**Goal:** Restate the records below word for word, and omit the images they hold.

**Input rows:**
(begin)
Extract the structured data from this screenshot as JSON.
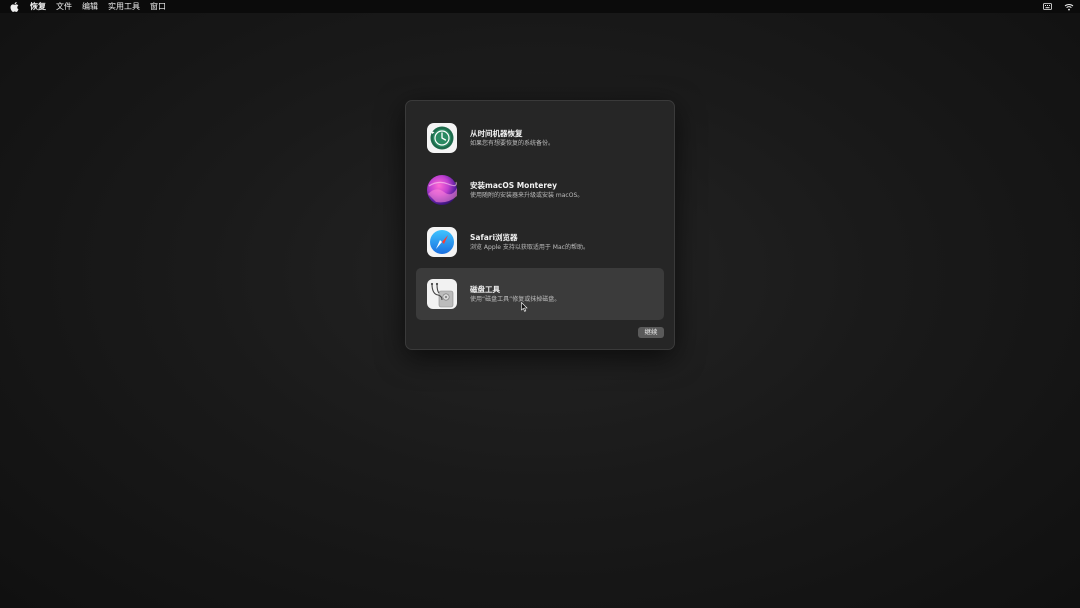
{
  "menubar": {
    "apple_icon": "apple-icon",
    "items": [
      "恢复",
      "文件",
      "编辑",
      "实用工具",
      "窗口"
    ],
    "right_icons": [
      "keyboard-input-icon",
      "wifi-icon"
    ]
  },
  "panel": {
    "options": [
      {
        "icon": "time-machine-icon",
        "title": "从时间机器恢复",
        "description": "如果您有想要恢复的系统备份。"
      },
      {
        "icon": "macos-monterey-icon",
        "title": "安装macOS Monterey",
        "description": "使用随附的安装器来升级或安装 macOS。"
      },
      {
        "icon": "safari-icon",
        "title": "Safari浏览器",
        "description": "浏览 Apple 支持以获取适用于 Mac的帮助。"
      },
      {
        "icon": "disk-utility-icon",
        "title": "磁盘工具",
        "description": "使用“磁盘工具”修复或抹掉磁盘。"
      }
    ],
    "selected_index": 3,
    "continue_label": "继续"
  },
  "colors": {
    "menubar_bg": "#0b0b0b",
    "panel_bg": "#262626",
    "selected_row": "#3b3b3b",
    "button_bg": "#5a5a5a"
  }
}
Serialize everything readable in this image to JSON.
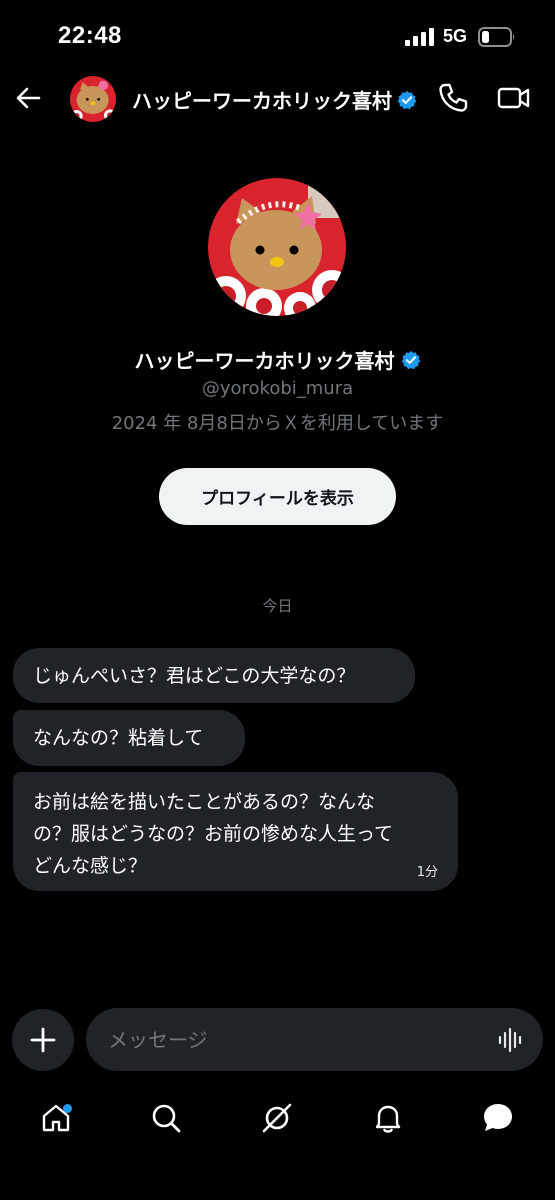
{
  "status_bar": {
    "time": "22:48",
    "network": "5G"
  },
  "header": {
    "name": "ハッピーワーカホリック喜村",
    "verified": true
  },
  "profile": {
    "name": "ハッピーワーカホリック喜村",
    "handle": "@yorokobi_mura",
    "joined": "2024 年 8月8日からＸを利用しています",
    "view_profile_label": "プロフィールを表示"
  },
  "conversation": {
    "date_separator": "今日",
    "messages": [
      {
        "lines": [
          "じゅんぺいさ？君はどこの大学なの？"
        ]
      },
      {
        "lines": [
          "なんなの？粘着して"
        ]
      },
      {
        "lines": [
          "お前は絵を描いたことがあるの？なんな",
          "の？服はどうなの？お前の惨めな人生って",
          "どんな感じ？"
        ],
        "time": "1分"
      }
    ]
  },
  "composer": {
    "placeholder": "メッセージ"
  },
  "colors": {
    "background": "#000000",
    "bubble": "#202327",
    "accent": "#1d9bf0",
    "muted_text": "#71767b"
  },
  "icons": {
    "back": "arrow-left-icon",
    "call": "phone-icon",
    "video": "video-camera-icon",
    "add": "plus-icon",
    "voice": "waveform-icon",
    "nav": [
      "home-icon",
      "search-icon",
      "grok-icon",
      "bell-icon",
      "messages-icon"
    ]
  }
}
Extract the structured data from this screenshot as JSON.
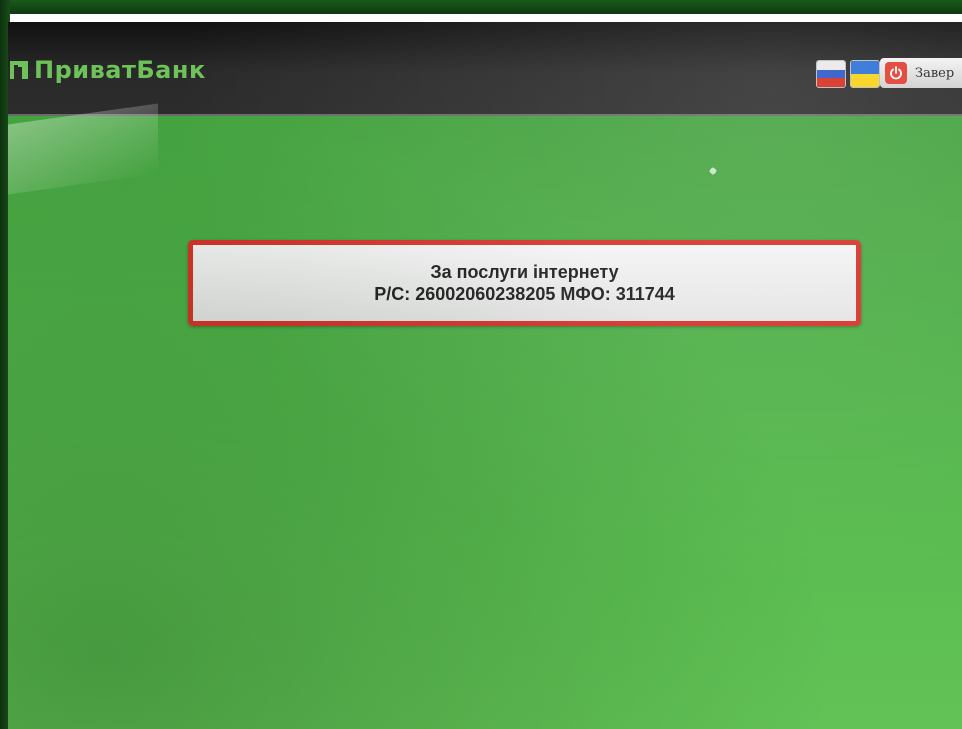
{
  "header": {
    "bank_name": "ПриватБанк",
    "exit_label": "Завер",
    "language_flags": [
      {
        "name": "russian-flag",
        "colors": [
          "#ffffff",
          "#2a55c9",
          "#d52b1e"
        ]
      },
      {
        "name": "ukrainian-flag",
        "colors": [
          "#2a6fd6",
          "#f7d116"
        ]
      }
    ]
  },
  "payment_info": {
    "line1": "За послуги інтернету",
    "line2": "Р/С: 26002060238205 МФО: 311744"
  },
  "colors": {
    "screen_green": "#4eae47",
    "logo_green": "#6dc35a",
    "highlight_border": "#d6332b",
    "power_red": "#e23b2f"
  }
}
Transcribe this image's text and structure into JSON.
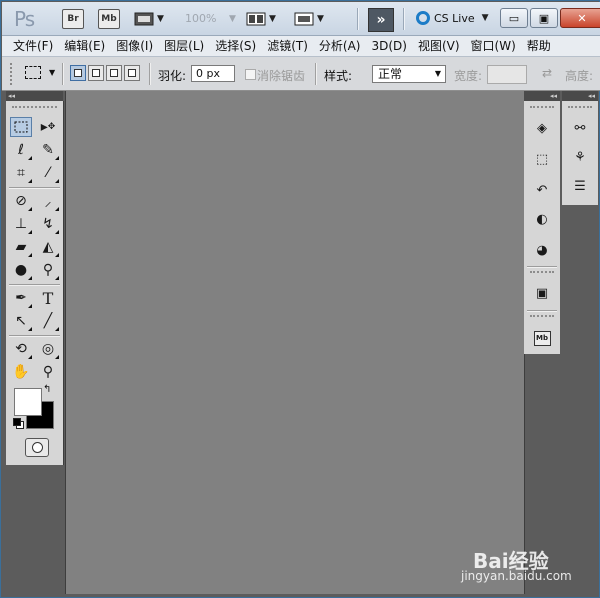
{
  "app": {
    "logo": "Ps",
    "bridge_badge": "Br",
    "minibridge_badge": "Mb",
    "zoom_level": "100%",
    "extend_glyph": "»",
    "cs_live_label": "CS Live",
    "window_minimize": "▭",
    "window_maximize": "▣",
    "window_close": "✕"
  },
  "menu": {
    "items": [
      {
        "label": "文件(F)"
      },
      {
        "label": "编辑(E)"
      },
      {
        "label": "图像(I)"
      },
      {
        "label": "图层(L)"
      },
      {
        "label": "选择(S)"
      },
      {
        "label": "滤镜(T)"
      },
      {
        "label": "分析(A)"
      },
      {
        "label": "3D(D)"
      },
      {
        "label": "视图(V)"
      },
      {
        "label": "窗口(W)"
      },
      {
        "label": "帮助"
      }
    ]
  },
  "options": {
    "feather_label": "羽化:",
    "feather_value": "0 px",
    "antialias_label": "消除锯齿",
    "style_label": "样式:",
    "style_value": "正常",
    "width_label": "宽度:",
    "height_label": "高度:"
  },
  "tools": {
    "header_glyph": "◂◂",
    "icons": [
      "marquee-icon",
      "move-icon",
      "lasso-icon",
      "quick-selection-icon",
      "crop-icon",
      "eyedropper-icon",
      "healing-brush-icon",
      "brush-icon",
      "clone-stamp-icon",
      "history-brush-icon",
      "eraser-icon",
      "paint-bucket-icon",
      "blur-icon",
      "dodge-icon",
      "pen-icon",
      "type-icon",
      "path-selection-icon",
      "line-icon",
      "3d-rotate-icon",
      "3d-orbit-icon",
      "hand-icon",
      "zoom-icon"
    ],
    "type_glyph": "T",
    "foreground_color": "#ffffff",
    "background_color": "#000000"
  },
  "panels": {
    "dock1": [
      "layers-icon",
      "masks-icon",
      "history-icon",
      "adjustments-icon",
      "styles-icon",
      "camera-icon",
      "minibridge-icon"
    ],
    "dock2": [
      "brush-presets-icon",
      "clone-source-icon",
      "paths-icon"
    ],
    "minibridge_label": "Mb",
    "header_glyph": "◂◂"
  },
  "watermark": {
    "brand": "Bai经验",
    "url": "jingyan.baidu.com"
  }
}
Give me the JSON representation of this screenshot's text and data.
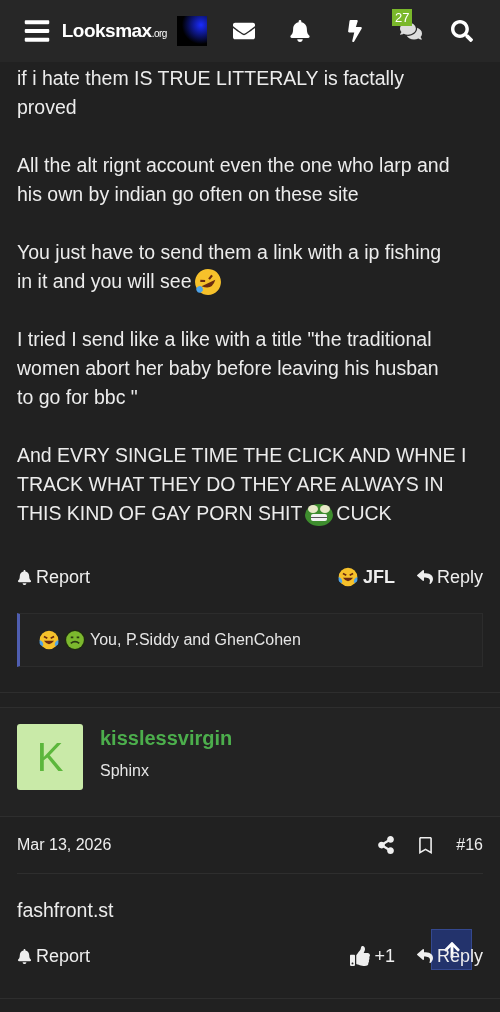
{
  "header": {
    "logo": "Looksmax",
    "logo_suffix": ".org",
    "badge": "27"
  },
  "posts": [
    {
      "paragraphs": [
        [
          [
            {
              "kind": "text",
              "text": "if i hate them IS TRUE LITTERALY is factally"
            }
          ],
          [
            {
              "kind": "text",
              "text": "proved"
            }
          ]
        ],
        [
          [
            {
              "kind": "text",
              "text": "All the alt rignt account even the one who larp and"
            }
          ],
          [
            {
              "kind": "text",
              "text": "his own by indian go often on these site"
            }
          ]
        ],
        [
          [
            {
              "kind": "text",
              "text": "You just have to send them a link with a ip fishing"
            }
          ],
          [
            {
              "kind": "text",
              "text": "in it and you will see"
            },
            {
              "kind": "rofl"
            }
          ]
        ],
        [
          [
            {
              "kind": "text",
              "text": "I tried I send like a like with a title \"the traditional"
            }
          ],
          [
            {
              "kind": "text",
              "text": "women abort her baby before leaving his husban"
            }
          ],
          [
            {
              "kind": "text",
              "text": "to go for bbc \""
            }
          ]
        ],
        [
          [
            {
              "kind": "text",
              "text": "And EVRY SINGLE TIME THE CLICK AND WHNE I"
            }
          ],
          [
            {
              "kind": "text",
              "text": "TRACK WHAT THEY DO THEY ARE ALWAYS IN"
            }
          ],
          [
            {
              "kind": "text",
              "text": "THIS KIND OF GAY PORN SHIT"
            },
            {
              "kind": "frog"
            },
            {
              "kind": "text",
              "text": "CUCK"
            }
          ]
        ]
      ],
      "report": "Report",
      "reaction": {
        "kind": "crying-laugh",
        "label": "JFL"
      },
      "reply": "Reply",
      "reactions": {
        "emojis": [
          {
            "kind": "crying-laugh"
          },
          {
            "kind": "nauseated"
          }
        ],
        "text": "You, P.Siddy and GhenCohen"
      }
    },
    {
      "author": {
        "initial": "K",
        "name": "kisslessvirgin",
        "title": "Sphinx"
      },
      "date": "Mar 13, 2026",
      "number": "#16",
      "paragraphs": [
        [
          [
            {
              "kind": "text",
              "text": "fashfront.st"
            }
          ]
        ]
      ],
      "report": "Report",
      "reaction": {
        "kind": "thumbs",
        "label": "+1"
      },
      "reply": "Reply"
    }
  ]
}
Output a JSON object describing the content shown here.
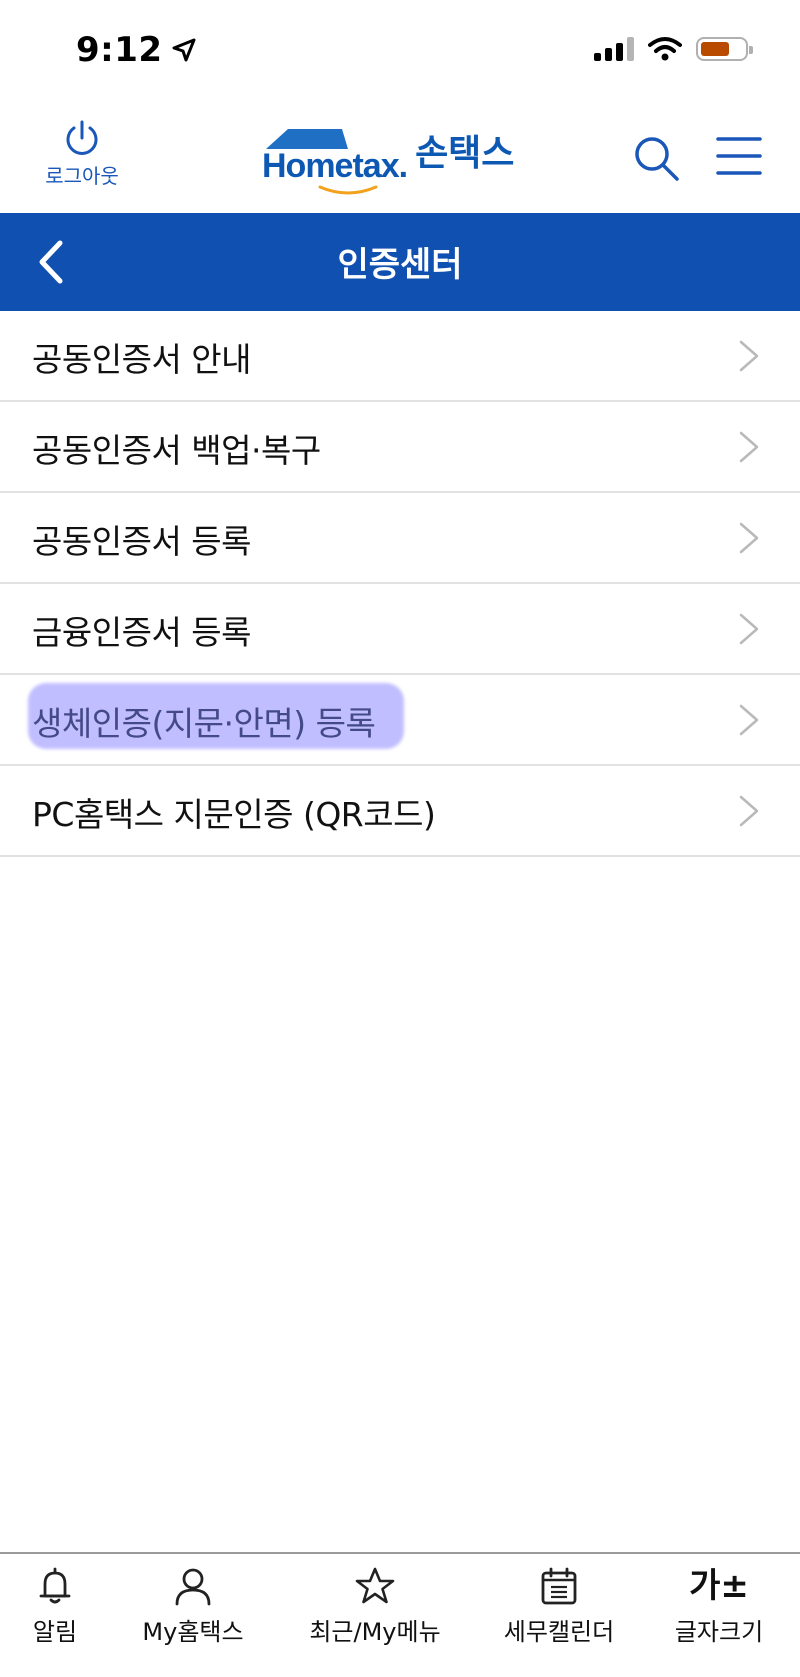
(end)
**Result:**
Extract the structured data from this screenshot as JSON.
{
  "menubar": {
    "apple_icon": "apple-icon",
    "items": [
      "恢复",
      "文件",
      "编辑",
      "实用工具",
      "窗口"
    ],
    "right_icons": [
      "keyboard-input-icon",
      "wifi-icon"
    ]
  },
  "panel": {
    "options": [
      {
        "icon": "time-machine-icon",
        "title": "从时间机器恢复",
        "description": "如果您有想要恢复的系统备份。"
      },
      {
        "icon": "macos-monterey-icon",
        "title": "安装macOS Monterey",
        "description": "使用随附的安装器来升级或安装 macOS。"
      },
      {
        "icon": "safari-icon",
        "title": "Safari浏览器",
        "description": "浏览 Apple 支持以获取适用于 Mac的帮助。"
      },
      {
        "icon": "disk-utility-icon",
        "title": "磁盘工具",
        "description": "使用“磁盘工具”修复或抹掉磁盘。"
      }
    ],
    "selected_index": 3,
    "continue_label": "继续"
  },
  "colors": {
    "menubar_bg": "#0b0b0b",
    "panel_bg": "#262626",
    "selected_row": "#3b3b3b",
    "button_bg": "#5a5a5a"
  }
}
Serialize everything readable in this image to JSON.
{
  "status_bar": {
    "time": "22:48",
    "network": "5G"
  },
  "header": {
    "name": "ハッピーワーカホリック喜村",
    "verified": true
  },
  "profile": {
    "name": "ハッピーワーカホリック喜村",
    "handle": "@yorokobi_mura",
    "joined": "2024 年 8月8日からＸを利用しています",
    "view_profile_label": "プロフィールを表示"
  },
  "conversation": {
    "date_separator": "今日",
    "messages": [
      {
        "lines": [
          "じゅんぺいさ？君はどこの大学なの？"
        ]
      },
      {
        "lines": [
          "なんなの？粘着して"
        ]
      },
      {
        "lines": [
          "お前は絵を描いたことがあるの？なんな",
          "の？服はどうなの？お前の惨めな人生って",
          "どんな感じ？"
        ],
        "time": "1分"
      }
    ]
  },
  "composer": {
    "placeholder": "メッセージ"
  },
  "colors": {
    "background": "#000000",
    "bubble": "#202327",
    "accent": "#1d9bf0",
    "muted_text": "#71767b"
  },
  "icons": {
    "back": "arrow-left-icon",
    "call": "phone-icon",
    "video": "video-camera-icon",
    "add": "plus-icon",
    "voice": "waveform-icon",
    "nav": [
      "home-icon",
      "search-icon",
      "grok-icon",
      "bell-icon",
      "messages-icon"
    ]
  }
}
Extract the structured data from this screenshot as JSON.
{
  "header": {
    "bank_name": "ПриватБанк",
    "exit_label": "Завер",
    "language_flags": [
      {
        "name": "russian-flag",
        "colors": [
          "#ffffff",
          "#2a55c9",
          "#d52b1e"
        ]
      },
      {
        "name": "ukrainian-flag",
        "colors": [
          "#2a6fd6",
          "#f7d116"
        ]
      }
    ]
  },
  "payment_info": {
    "line1": "За послуги інтернету",
    "line2": "Р/С: 26002060238205 МФО: 311744"
  },
  "colors": {
    "screen_green": "#4eae47",
    "logo_green": "#6dc35a",
    "highlight_border": "#d6332b",
    "power_red": "#e23b2f"
  }
}
Transcribe this image's text and structure into JSON.
{
  "app": {
    "logo": "Ps",
    "bridge_badge": "Br",
    "minibridge_badge": "Mb",
    "zoom_level": "100%",
    "extend_glyph": "»",
    "cs_live_label": "CS Live",
    "window_minimize": "▭",
    "window_maximize": "▣",
    "window_close": "✕"
  },
  "menu": {
    "items": [
      {
        "label": "文件(F)"
      },
      {
        "label": "编辑(E)"
      },
      {
        "label": "图像(I)"
      },
      {
        "label": "图层(L)"
      },
      {
        "label": "选择(S)"
      },
      {
        "label": "滤镜(T)"
      },
      {
        "label": "分析(A)"
      },
      {
        "label": "3D(D)"
      },
      {
        "label": "视图(V)"
      },
      {
        "label": "窗口(W)"
      },
      {
        "label": "帮助"
      }
    ]
  },
  "options": {
    "feather_label": "羽化:",
    "feather_value": "0 px",
    "antialias_label": "消除锯齿",
    "style_label": "样式:",
    "style_value": "正常",
    "width_label": "宽度:",
    "height_label": "高度:"
  },
  "tools": {
    "header_glyph": "◂◂",
    "icons": [
      "marquee-icon",
      "move-icon",
      "lasso-icon",
      "quick-selection-icon",
      "crop-icon",
      "eyedropper-icon",
      "healing-brush-icon",
      "brush-icon",
      "clone-stamp-icon",
      "history-brush-icon",
      "eraser-icon",
      "paint-bucket-icon",
      "blur-icon",
      "dodge-icon",
      "pen-icon",
      "type-icon",
      "path-selection-icon",
      "line-icon",
      "3d-rotate-icon",
      "3d-orbit-icon",
      "hand-icon",
      "zoom-icon"
    ],
    "type_glyph": "T",
    "foreground_color": "#ffffff",
    "background_color": "#000000"
  },
  "panels": {
    "dock1": [
      "layers-icon",
      "masks-icon",
      "history-icon",
      "adjustments-icon",
      "styles-icon",
      "camera-icon",
      "minibridge-icon"
    ],
    "dock2": [
      "brush-presets-icon",
      "clone-source-icon",
      "paths-icon"
    ],
    "minibridge_label": "Mb",
    "header_glyph": "◂◂"
  },
  "watermark": {
    "brand": "Bai经验",
    "url": "jingyan.baidu.com"
  }
}
Give me the JSON representation of this screenshot's text and data.
{
  "header": {
    "logo": "Looksmax",
    "logo_suffix": ".org",
    "badge": "27"
  },
  "posts": [
    {
      "paragraphs": [
        [
          [
            {
              "kind": "text",
              "text": "if i hate them IS TRUE LITTERALY is factally"
            }
          ],
          [
            {
              "kind": "text",
              "text": "proved"
            }
          ]
        ],
        [
          [
            {
              "kind": "text",
              "text": "All the alt rignt account even the one who larp and"
            }
          ],
          [
            {
              "kind": "text",
              "text": "his own by indian go often on these site"
            }
          ]
        ],
        [
          [
            {
              "kind": "text",
              "text": "You just have to send them a link with a ip fishing"
            }
          ],
          [
            {
              "kind": "text",
              "text": "in it and you will see"
            },
            {
              "kind": "rofl"
            }
          ]
        ],
        [
          [
            {
              "kind": "text",
              "text": "I tried I send like a like with a title \"the traditional"
            }
          ],
          [
            {
              "kind": "text",
              "text": "women abort her baby before leaving his husban"
            }
          ],
          [
            {
              "kind": "text",
              "text": "to go for bbc \""
            }
          ]
        ],
        [
          [
            {
              "kind": "text",
              "text": "And EVRY SINGLE TIME THE CLICK AND WHNE I"
            }
          ],
          [
            {
              "kind": "text",
              "text": "TRACK WHAT THEY DO THEY ARE ALWAYS IN"
            }
          ],
          [
            {
              "kind": "text",
              "text": "THIS KIND OF GAY PORN SHIT"
            },
            {
              "kind": "frog"
            },
            {
              "kind": "text",
              "text": "CUCK"
            }
          ]
        ]
      ],
      "report": "Report",
      "reaction": {
        "kind": "crying-laugh",
        "label": "JFL"
      },
      "reply": "Reply",
      "reactions": {
        "emojis": [
          {
            "kind": "crying-laugh"
          },
          {
            "kind": "nauseated"
          }
        ],
        "text": "You, P.Siddy and GhenCohen"
      }
    },
    {
      "author": {
        "initial": "K",
        "name": "kisslessvirgin",
        "title": "Sphinx"
      },
      "date": "Mar 13, 2026",
      "number": "#16",
      "paragraphs": [
        [
          [
            {
              "kind": "text",
              "text": "fashfront.st"
            }
          ]
        ]
      ],
      "report": "Report",
      "reaction": {
        "kind": "thumbs",
        "label": "+1"
      },
      "reply": "Reply"
    }
  ]
}
Output a JSON object describing the content shown here.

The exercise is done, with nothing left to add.